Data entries
* BEGIN *

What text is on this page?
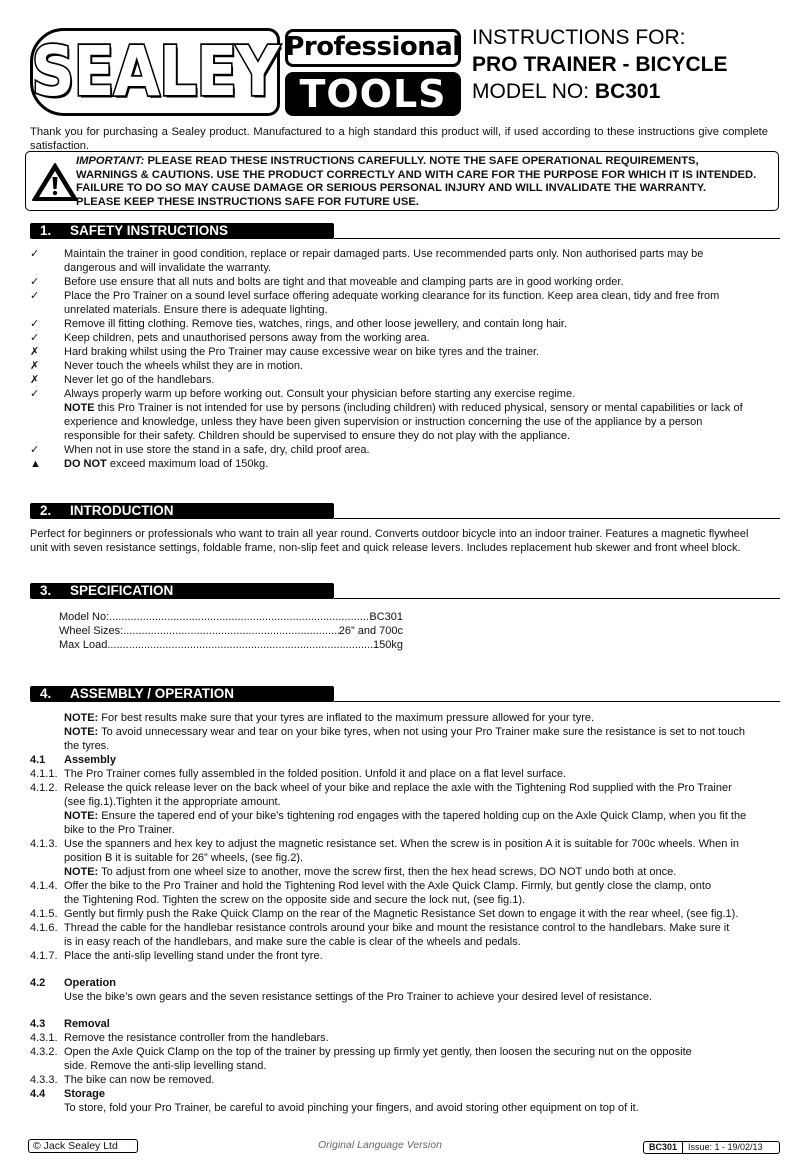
SEALEY Professional
TOOLS
INSTRUCTIONS FOR:
PRO TRAINER - BICYCLE
MODEL NO: BC301
Thank you for purchasing a Sealey product. Manufactured to a high standard this product will, if used according to these instructions give complete satisfaction.
IMPORTANT: PLEASE READ THESE INSTRUCTIONS CAREFULLY. NOTE THE SAFE OPERATIONAL REQUIREMENTS,
WARNINGS & CAUTIONS. USE THE PRODUCT CORRECTLY AND WITH CARE FOR THE PURPOSE FOR WHICH IT IS INTENDED.
FAILURE TO DO SO MAY CAUSE DAMAGE OR SERIOUS PERSONAL INJURY AND WILL INVALIDATE THE WARRANTY.
PLEASE KEEP THESE INSTRUCTIONS SAFE FOR FUTURE USE.
1. SAFETY INSTRUCTIONS
✓	Maintain the trainer in good condition, replace or repair damaged parts. Use recommended parts only. Non authorised parts may be
dangerous and will invalidate the warranty.
✓	Before use ensure that all nuts and bolts are tight and that moveable and clamping parts are in good working order.
✓	Place the Pro Trainer on a sound level surface offering adequate working clearance for its function. Keep area clean, tidy and free from
unrelated materials. Ensure there is adequate lighting.
✓	Remove ill fitting clothing. Remove ties, watches, rings, and other loose jewellery, and contain long hair.
✓	Keep children, pets and unauthorised persons away from the working area.
✗	Hard braking whilst using the Pro Trainer may cause excessive wear on bike tyres and the trainer.
✗	Never touch the wheels whilst they are in motion.
✗	Never let go of the handlebars.
✓	Always properly warm up before working out. Consult your physician before starting any exercise regime.
NOTE this Pro Trainer is not intended for use by persons (including children) with reduced physical, sensory or mental capabilities or lack of
experience and knowledge, unless they have been given supervision or instruction concerning the use of the appliance by a person
responsible for their safety. Children should be supervised to ensure they do not play with the appliance.
✓	When not in use store the stand in a safe, dry, child proof area.
▲ DO NOT exceed maximum load of 150kg.
2. INTRODUCTION
Perfect for beginners or professionals who want to train all year round. Converts outdoor bicycle into an indoor trainer. Features a magnetic flywheel
unit with seven resistance settings, foldable frame, non-slip feet and quick release levers. Includes replacement hub skewer and front wheel block.
3. SPECIFICATION
Model No: .....	BC301
Wheel Sizes: .....	26” and 700c
Max Load .....	150kg
4. ASSEMBLY / OPERATION
NOTE: For best results make sure that your tyres are inflated to the maximum pressure allowed for your tyre.
NOTE: To avoid unnecessary wear and tear on your bike tyres, when not using your Pro Trainer make sure the resistance is set to not touch
the tyres.
4.1 Assembly
4.1.1. The Pro Trainer comes fully assembled in the folded position. Unfold it and place on a flat level surface.
4.1.2. Release the quick release lever on the back wheel of your bike and replace the axle with the Tightening Rod supplied with the Pro Trainer
(see fig.1).Tighten it the appropriate amount.
NOTE: Ensure the tapered end of your bike’s tightening rod engages with the tapered holding cup on the Axle Quick Clamp, when you fit the
bike to the Pro Trainer.
4.1.3. Use the spanners and hex key to adjust the magnetic resistance set. When the screw is in position A it is suitable for 700c wheels. When in
position B it is suitable for 26” wheels, (see fig.2).
NOTE: To adjust from one wheel size to another, move the screw first, then the hex head screws, DO NOT undo both at once.
4.1.4. Offer the bike to the Pro Trainer and hold the Tightening Rod level with the Axle Quick Clamp. Firmly, but gently close the clamp, onto
the Tightening Rod. Tighten the screw on the opposite side and secure the lock nut, (see fig.1).
4.1.5. Gently but firmly push the Rake Quick Clamp on the rear of the Magnetic Resistance Set down to engage it with the rear wheel, (see fig.1).
4.1.6. Thread the cable for the handlebar resistance controls around your bike and mount the resistance control to the handlebars. Make sure it
is in easy reach of the handlebars, and make sure the cable is clear of the wheels and pedals.
4.1.7. Place the anti-slip levelling stand under the front tyre.
4.2 Operation
Use the bike’s own gears and the seven resistance settings of the Pro Trainer to achieve your desired level of resistance.
4.3 Removal
4.3.1. Remove the resistance controller from the handlebars.
4.3.2. Open the Axle Quick Clamp on the top of the trainer by pressing up firmly yet gently, then loosen the securing nut on the opposite
side. Remove the anti-slip levelling stand.
4.3.3. The bike can now be removed.
4.4 Storage
To store, fold your Pro Trainer, be careful to avoid pinching your fingers, and avoid storing other equipment on top of it.
© Jack Sealey Ltd	Original Language Version	BC301	Issue: 1 - 19/02/13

* END *

Copy out every line where the word "front" occurs.

**ANSWER BELOW**.
unit with seven resistance settings, foldable frame, non-slip feet and quick release levers. Includes replacement hub skewer and front wheel block.
4.1.7. Place the anti-slip levelling stand under the front tyre.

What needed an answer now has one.